(Collected data entries)

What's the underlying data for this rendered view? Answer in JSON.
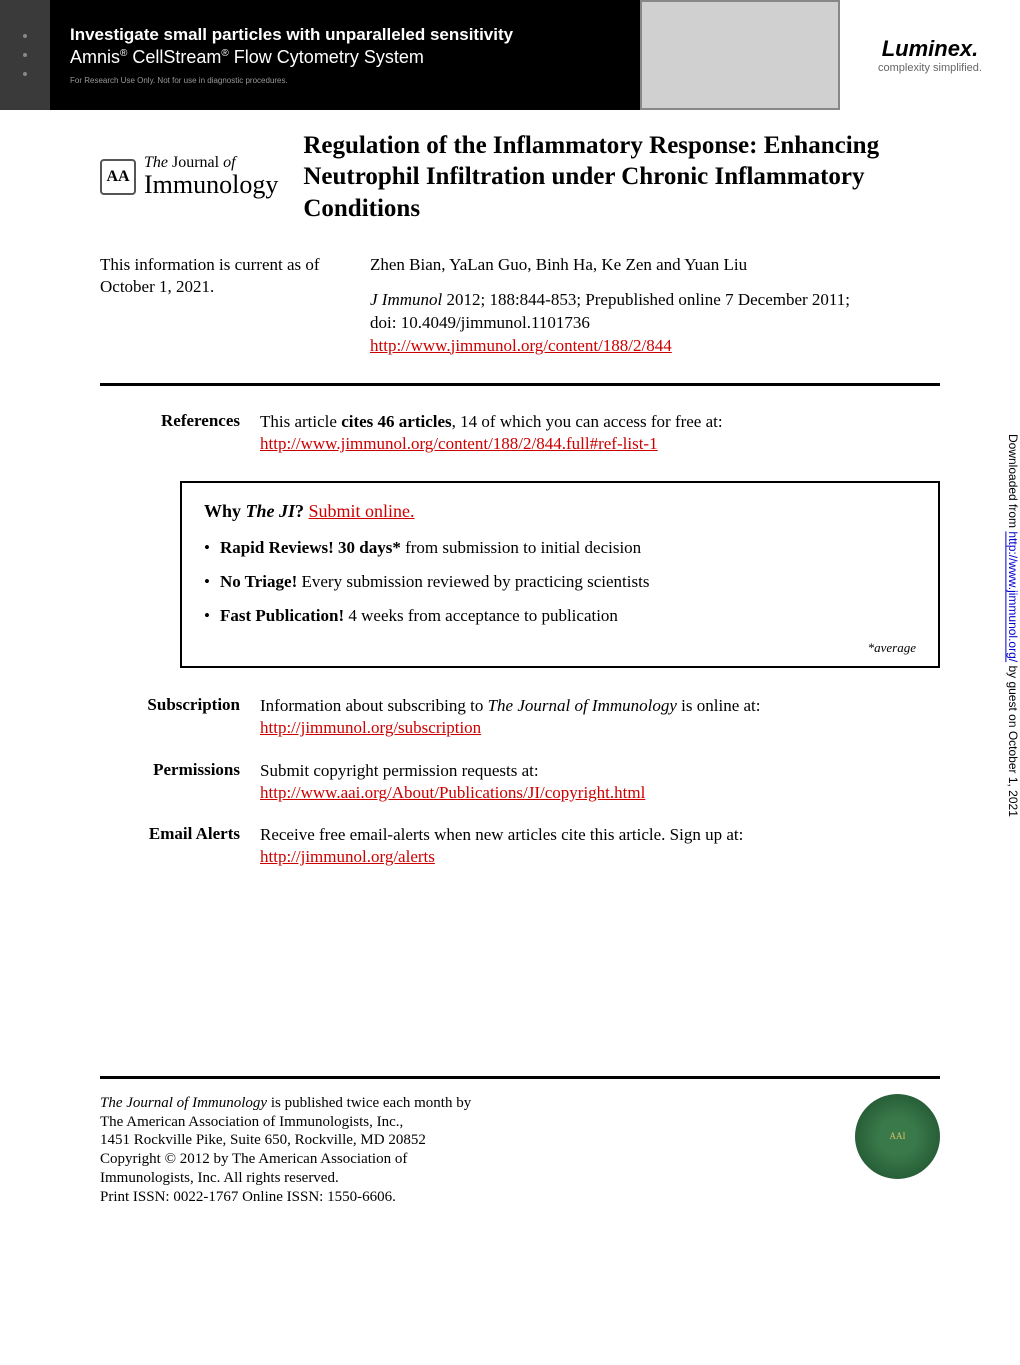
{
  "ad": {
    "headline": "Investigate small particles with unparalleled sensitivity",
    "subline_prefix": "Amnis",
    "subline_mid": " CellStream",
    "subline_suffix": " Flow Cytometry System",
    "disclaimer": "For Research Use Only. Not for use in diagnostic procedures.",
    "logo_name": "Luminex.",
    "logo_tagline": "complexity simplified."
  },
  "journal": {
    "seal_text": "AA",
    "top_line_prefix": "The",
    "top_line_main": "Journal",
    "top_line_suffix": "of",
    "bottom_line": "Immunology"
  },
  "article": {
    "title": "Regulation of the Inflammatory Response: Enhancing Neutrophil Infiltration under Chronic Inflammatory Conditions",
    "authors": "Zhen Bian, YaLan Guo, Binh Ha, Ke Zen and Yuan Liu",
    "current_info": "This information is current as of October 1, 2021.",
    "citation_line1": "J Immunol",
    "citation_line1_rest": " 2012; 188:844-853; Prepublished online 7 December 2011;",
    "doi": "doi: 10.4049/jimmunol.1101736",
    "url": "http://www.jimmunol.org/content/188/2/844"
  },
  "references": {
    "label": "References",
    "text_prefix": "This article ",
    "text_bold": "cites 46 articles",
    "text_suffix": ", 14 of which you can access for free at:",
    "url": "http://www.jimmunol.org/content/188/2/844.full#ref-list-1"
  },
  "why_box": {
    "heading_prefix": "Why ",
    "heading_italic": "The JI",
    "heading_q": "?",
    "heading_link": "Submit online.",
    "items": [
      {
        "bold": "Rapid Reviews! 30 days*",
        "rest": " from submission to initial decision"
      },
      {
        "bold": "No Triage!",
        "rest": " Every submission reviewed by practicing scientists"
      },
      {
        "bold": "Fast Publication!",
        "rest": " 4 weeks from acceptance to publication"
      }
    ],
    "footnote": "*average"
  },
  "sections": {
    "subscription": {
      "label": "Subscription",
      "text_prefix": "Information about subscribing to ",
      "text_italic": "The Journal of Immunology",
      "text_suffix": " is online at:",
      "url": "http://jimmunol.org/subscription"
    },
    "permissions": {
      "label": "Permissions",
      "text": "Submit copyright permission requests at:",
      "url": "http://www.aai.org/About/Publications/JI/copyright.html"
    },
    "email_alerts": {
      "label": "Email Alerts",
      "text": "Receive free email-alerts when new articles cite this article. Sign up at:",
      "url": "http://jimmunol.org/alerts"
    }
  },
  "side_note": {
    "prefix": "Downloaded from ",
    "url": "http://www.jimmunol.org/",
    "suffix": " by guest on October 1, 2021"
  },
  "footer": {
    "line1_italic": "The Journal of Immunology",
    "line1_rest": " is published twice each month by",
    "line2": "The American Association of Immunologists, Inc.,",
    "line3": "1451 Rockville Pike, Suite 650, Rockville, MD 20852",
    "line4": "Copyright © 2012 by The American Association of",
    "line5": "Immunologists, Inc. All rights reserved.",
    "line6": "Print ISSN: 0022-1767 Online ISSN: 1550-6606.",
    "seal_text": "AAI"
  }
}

> _INSTRUCTIONS TO FOLLOW_: What is the number of lines in the data above that contain the word "free"? Report the figure only.

> _RESPONSE_: 2